■ **Exercise instructions**:
Extract the full set of records, then give each one again exactly.

■ **The input**:
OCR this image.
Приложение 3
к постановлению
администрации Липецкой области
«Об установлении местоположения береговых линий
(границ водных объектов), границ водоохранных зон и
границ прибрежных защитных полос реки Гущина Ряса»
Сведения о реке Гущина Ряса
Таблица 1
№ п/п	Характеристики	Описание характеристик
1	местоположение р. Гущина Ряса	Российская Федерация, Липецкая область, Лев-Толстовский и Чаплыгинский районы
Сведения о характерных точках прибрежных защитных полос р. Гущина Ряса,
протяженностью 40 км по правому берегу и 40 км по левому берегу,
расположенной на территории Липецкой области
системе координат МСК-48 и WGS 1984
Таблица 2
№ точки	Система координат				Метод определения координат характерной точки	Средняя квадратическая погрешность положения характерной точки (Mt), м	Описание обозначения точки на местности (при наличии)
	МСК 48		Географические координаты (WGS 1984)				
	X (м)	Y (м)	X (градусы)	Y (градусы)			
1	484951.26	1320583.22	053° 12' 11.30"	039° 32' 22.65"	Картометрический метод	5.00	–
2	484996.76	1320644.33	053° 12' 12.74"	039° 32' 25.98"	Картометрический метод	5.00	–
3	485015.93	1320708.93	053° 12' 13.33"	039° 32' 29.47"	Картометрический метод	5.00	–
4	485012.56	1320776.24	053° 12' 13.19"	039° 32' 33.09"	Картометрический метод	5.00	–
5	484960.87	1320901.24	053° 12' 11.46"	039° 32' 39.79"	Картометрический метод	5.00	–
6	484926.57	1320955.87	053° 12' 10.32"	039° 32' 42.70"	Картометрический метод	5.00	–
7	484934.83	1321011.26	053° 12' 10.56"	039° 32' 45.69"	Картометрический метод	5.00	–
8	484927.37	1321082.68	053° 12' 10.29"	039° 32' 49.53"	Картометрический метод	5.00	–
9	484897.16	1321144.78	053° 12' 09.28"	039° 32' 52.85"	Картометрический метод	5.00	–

■ **The answer**:
OCR this image.
Приложение 3
к постановлению
администрации Липецкой области
«Об установлении местоположения береговых линий
(границ водных объектов), границ водоохранных зон и
границ прибрежных защитных полос реки Гущина Ряса»
Сведения о реке Гущина Ряса
Таблица 1
№ п/п	Характеристики	Описание характеристик
1	местоположение р. Гущина Ряса	Российская Федерация, Липецкая область, Лев-Толстовский и Чаплыгинский районы
Сведения о характерных точках прибрежных защитных полос р. Гущина Ряса,
протяженностью 40 км по правому берегу и 40 км по левому берегу,
расположенной на территории Липецкой области
системе координат МСК-48 и WGS 1984
Таблица 2
№ точки	Система координат				Метод определения координат характерной точки	Средняя квадратическая погрешность положения характерной точки (Mt), м	Описание обозначения точки на местности (при наличии)
	МСК 48		Географические координаты (WGS 1984)				
	X (м)	Y (м)	X (градусы)	Y (градусы)			
1	484951.26	1320583.22	053° 12' 11.30"	039° 32' 22.65"	Картометрический метод	5.00	–
2	484996.76	1320644.33	053° 12' 12.74"	039° 32' 25.98"	Картометрический метод	5.00	–
3	485015.93	1320708.93	053° 12' 13.33"	039° 32' 29.47"	Картометрический метод	5.00	–
4	485012.56	1320776.24	053° 12' 13.19"	039° 32' 33.09"	Картометрический метод	5.00	–
5	484960.87	1320901.24	053° 12' 11.46"	039° 32' 39.79"	Картометрический метод	5.00	–
6	484926.57	1320955.87	053° 12' 10.32"	039° 32' 42.70"	Картометрический метод	5.00	–
7	484934.83	1321011.26	053° 12' 10.56"	039° 32' 45.69"	Картометрический метод	5.00	–
8	484927.37	1321082.68	053° 12' 10.29"	039° 32' 49.53"	Картометрический метод	5.00	–
9	484897.16	1321144.78	053° 12' 09.28"	039° 32' 52.85"	Картометрический метод	5.00	–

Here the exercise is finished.